Source records:

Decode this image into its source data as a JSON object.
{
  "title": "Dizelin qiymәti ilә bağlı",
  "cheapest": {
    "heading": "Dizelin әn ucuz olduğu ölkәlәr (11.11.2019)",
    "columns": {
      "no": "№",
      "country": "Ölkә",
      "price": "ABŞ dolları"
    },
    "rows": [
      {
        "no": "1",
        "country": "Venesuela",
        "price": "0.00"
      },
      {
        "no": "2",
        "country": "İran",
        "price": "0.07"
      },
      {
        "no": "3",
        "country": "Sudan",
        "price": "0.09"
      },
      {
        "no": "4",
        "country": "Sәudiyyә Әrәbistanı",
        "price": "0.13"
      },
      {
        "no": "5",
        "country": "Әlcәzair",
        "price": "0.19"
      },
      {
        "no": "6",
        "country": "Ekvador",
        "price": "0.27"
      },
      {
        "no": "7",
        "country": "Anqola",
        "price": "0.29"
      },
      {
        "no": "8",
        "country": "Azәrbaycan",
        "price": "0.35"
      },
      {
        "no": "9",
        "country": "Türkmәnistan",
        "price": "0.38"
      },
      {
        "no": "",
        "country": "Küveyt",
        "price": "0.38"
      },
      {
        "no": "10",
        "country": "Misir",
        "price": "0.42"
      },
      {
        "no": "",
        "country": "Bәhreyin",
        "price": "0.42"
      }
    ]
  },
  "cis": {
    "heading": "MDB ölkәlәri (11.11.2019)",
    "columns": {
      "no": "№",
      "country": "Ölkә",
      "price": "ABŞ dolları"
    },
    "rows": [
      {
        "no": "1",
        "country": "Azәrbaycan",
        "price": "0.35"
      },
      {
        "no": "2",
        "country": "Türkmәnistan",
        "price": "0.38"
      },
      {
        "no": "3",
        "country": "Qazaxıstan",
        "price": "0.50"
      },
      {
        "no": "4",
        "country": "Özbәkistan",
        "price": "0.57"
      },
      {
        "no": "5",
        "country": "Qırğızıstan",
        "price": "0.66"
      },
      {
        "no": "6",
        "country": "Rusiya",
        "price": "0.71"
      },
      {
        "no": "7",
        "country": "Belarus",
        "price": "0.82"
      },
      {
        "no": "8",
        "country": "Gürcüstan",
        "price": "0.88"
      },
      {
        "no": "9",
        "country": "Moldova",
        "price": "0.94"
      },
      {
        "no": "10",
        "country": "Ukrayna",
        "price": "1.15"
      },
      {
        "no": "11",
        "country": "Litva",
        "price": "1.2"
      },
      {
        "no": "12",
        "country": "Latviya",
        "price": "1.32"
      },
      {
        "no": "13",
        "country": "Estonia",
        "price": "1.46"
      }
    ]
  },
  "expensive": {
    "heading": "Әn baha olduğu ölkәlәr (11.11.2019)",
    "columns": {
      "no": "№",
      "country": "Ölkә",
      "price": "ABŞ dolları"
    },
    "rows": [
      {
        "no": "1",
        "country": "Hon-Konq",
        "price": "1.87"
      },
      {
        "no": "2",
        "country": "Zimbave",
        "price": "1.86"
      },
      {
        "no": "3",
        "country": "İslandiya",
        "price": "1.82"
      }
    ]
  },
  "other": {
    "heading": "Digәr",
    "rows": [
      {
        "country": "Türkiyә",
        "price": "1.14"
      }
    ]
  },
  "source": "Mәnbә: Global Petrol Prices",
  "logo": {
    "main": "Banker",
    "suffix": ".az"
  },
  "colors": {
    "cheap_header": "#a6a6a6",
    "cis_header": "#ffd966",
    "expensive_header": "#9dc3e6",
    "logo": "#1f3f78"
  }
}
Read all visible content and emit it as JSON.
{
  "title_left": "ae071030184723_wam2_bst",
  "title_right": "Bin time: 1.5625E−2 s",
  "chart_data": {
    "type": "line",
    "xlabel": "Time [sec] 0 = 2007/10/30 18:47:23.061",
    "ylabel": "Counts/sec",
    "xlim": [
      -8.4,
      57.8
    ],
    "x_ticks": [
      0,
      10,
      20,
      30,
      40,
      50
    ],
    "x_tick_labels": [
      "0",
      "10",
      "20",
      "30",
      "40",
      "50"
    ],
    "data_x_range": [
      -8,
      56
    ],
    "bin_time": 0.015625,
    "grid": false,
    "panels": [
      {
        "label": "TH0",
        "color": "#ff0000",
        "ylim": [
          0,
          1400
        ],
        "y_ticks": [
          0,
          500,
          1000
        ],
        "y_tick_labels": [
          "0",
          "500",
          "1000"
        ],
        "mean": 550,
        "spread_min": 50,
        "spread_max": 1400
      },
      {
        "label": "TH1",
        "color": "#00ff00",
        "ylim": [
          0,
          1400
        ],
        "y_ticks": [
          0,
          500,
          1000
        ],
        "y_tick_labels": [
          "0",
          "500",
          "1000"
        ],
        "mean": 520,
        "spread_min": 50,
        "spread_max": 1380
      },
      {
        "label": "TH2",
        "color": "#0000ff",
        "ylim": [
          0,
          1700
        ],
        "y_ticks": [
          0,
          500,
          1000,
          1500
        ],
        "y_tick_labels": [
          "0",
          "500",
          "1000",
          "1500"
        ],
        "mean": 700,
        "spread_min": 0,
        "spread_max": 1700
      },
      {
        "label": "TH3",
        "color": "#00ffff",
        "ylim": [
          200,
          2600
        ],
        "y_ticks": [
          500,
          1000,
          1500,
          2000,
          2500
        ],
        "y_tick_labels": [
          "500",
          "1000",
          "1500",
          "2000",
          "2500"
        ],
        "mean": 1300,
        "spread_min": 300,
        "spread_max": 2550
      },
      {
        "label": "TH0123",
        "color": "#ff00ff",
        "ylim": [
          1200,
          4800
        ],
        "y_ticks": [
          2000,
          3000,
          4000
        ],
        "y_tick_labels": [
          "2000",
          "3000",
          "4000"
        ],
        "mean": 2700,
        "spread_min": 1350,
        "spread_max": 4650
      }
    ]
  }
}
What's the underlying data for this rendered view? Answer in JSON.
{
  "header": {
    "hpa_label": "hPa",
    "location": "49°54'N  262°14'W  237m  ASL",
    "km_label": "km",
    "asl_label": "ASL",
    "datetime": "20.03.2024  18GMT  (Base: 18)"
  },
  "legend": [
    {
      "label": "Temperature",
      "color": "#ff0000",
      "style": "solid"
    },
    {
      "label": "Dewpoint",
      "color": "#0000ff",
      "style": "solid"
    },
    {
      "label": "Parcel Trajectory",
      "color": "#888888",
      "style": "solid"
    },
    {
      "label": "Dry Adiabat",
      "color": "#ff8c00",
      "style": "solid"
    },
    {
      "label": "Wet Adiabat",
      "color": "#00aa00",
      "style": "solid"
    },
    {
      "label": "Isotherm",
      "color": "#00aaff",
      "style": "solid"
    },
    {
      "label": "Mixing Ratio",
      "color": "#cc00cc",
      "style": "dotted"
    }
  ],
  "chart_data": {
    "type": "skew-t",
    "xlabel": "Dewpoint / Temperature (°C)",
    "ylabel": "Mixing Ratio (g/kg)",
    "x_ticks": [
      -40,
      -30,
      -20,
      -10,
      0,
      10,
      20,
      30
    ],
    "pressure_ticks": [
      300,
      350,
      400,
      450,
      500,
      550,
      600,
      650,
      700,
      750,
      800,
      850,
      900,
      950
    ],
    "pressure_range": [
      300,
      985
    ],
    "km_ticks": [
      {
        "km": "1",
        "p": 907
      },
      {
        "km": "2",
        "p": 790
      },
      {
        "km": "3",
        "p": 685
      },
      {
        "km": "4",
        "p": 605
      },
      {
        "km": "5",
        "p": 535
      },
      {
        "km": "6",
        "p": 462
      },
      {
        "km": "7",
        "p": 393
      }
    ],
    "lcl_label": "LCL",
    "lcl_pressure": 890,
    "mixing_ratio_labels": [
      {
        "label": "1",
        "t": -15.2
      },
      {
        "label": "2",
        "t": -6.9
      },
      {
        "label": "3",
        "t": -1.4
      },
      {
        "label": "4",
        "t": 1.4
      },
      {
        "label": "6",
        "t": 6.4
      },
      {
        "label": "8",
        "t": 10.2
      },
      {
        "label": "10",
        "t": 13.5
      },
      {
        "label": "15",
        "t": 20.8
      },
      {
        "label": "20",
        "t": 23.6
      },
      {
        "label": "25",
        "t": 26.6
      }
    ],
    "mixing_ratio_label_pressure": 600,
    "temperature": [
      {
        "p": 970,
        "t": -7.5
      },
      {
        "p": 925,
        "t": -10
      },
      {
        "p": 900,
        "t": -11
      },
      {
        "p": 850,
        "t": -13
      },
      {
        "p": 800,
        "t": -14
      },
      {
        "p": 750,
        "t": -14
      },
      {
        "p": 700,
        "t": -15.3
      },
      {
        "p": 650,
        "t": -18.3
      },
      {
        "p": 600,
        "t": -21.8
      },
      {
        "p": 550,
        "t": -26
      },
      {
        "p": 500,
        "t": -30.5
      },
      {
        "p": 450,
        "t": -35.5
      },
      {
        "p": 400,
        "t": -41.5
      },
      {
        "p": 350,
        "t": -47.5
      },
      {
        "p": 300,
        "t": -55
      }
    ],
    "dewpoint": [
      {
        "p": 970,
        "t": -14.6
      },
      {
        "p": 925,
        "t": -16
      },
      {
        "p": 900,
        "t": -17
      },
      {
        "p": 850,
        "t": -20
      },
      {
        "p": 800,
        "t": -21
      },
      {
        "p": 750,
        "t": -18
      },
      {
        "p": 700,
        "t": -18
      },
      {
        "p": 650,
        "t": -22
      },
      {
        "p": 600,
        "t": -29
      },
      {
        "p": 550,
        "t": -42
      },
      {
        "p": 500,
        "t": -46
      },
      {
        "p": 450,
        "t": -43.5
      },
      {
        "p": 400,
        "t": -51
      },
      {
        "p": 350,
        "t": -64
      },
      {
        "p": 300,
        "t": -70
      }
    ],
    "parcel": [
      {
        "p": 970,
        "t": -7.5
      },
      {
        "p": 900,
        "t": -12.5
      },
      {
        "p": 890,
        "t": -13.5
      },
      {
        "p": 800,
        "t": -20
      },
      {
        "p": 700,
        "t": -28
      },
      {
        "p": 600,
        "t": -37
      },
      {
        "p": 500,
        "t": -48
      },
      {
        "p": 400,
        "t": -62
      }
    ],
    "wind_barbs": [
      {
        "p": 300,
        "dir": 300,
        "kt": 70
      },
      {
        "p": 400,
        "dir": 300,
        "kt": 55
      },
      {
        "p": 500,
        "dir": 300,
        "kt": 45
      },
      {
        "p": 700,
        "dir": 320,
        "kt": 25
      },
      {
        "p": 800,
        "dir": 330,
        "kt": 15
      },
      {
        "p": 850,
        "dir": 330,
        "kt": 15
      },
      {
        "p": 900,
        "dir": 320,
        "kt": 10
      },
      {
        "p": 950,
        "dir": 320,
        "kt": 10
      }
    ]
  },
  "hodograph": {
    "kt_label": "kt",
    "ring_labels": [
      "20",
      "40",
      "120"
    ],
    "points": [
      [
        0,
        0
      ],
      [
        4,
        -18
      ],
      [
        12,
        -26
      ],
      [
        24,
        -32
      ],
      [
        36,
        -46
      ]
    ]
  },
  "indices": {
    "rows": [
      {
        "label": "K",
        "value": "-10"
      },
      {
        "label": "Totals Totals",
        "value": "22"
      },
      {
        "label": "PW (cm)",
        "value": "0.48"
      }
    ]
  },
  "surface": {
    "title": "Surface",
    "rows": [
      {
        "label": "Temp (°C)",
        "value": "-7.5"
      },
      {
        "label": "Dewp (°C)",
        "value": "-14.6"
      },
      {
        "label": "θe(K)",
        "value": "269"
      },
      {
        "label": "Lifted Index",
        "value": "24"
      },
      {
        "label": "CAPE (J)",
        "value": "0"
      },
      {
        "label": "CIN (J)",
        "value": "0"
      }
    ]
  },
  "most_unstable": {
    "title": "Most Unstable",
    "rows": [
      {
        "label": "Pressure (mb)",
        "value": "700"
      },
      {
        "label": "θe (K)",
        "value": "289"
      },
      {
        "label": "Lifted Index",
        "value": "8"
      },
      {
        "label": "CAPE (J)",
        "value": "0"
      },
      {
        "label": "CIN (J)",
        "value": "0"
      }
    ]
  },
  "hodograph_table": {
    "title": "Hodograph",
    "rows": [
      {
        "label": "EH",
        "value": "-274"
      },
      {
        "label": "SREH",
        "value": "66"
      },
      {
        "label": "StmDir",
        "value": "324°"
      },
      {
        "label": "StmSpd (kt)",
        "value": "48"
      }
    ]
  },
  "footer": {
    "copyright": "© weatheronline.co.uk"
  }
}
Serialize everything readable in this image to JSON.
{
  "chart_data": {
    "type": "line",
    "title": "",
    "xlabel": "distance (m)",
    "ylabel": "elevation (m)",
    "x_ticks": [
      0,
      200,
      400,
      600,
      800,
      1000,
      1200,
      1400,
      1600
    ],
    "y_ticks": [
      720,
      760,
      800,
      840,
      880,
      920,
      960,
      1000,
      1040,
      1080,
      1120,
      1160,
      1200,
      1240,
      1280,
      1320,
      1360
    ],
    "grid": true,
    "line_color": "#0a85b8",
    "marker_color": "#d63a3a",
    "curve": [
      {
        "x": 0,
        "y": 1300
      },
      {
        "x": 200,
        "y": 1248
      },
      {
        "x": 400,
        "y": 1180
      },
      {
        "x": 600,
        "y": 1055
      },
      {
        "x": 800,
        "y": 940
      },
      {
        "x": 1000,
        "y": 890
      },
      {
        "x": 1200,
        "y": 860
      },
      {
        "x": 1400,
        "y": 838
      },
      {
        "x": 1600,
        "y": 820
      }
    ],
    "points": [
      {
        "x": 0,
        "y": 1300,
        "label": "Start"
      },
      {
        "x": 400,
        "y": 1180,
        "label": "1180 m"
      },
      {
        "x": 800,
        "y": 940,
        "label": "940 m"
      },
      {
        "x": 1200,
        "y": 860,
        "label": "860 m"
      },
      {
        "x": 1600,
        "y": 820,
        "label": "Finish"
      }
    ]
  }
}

Directions for this task:
The required output is the exact sequence of lines from the one containing "Serialize everything readable" through the end of the listing, both endpoints included.

Task response:
Serialize everything readable in this image to JSON.
{
  "chart_data": {
    "type": "line",
    "title": "",
    "xlabel": "distance (m)",
    "ylabel": "elevation (m)",
    "x_ticks": [
      0,
      200,
      400,
      600,
      800,
      1000,
      1200,
      1400,
      1600
    ],
    "y_ticks": [
      720,
      760,
      800,
      840,
      880,
      920,
      960,
      1000,
      1040,
      1080,
      1120,
      1160,
      1200,
      1240,
      1280,
      1320,
      1360
    ],
    "grid": true,
    "line_color": "#0a85b8",
    "marker_color": "#d63a3a",
    "curve": [
      {
        "x": 0,
        "y": 1300
      },
      {
        "x": 200,
        "y": 1248
      },
      {
        "x": 400,
        "y": 1180
      },
      {
        "x": 600,
        "y": 1055
      },
      {
        "x": 800,
        "y": 940
      },
      {
        "x": 1000,
        "y": 890
      },
      {
        "x": 1200,
        "y": 860
      },
      {
        "x": 1400,
        "y": 838
      },
      {
        "x": 1600,
        "y": 820
      }
    ],
    "points": [
      {
        "x": 0,
        "y": 1300,
        "label": "Start"
      },
      {
        "x": 400,
        "y": 1180,
        "label": "1180 m"
      },
      {
        "x": 800,
        "y": 940,
        "label": "940 m"
      },
      {
        "x": 1200,
        "y": 860,
        "label": "860 m"
      },
      {
        "x": 1600,
        "y": 820,
        "label": "Finish"
      }
    ]
  }
}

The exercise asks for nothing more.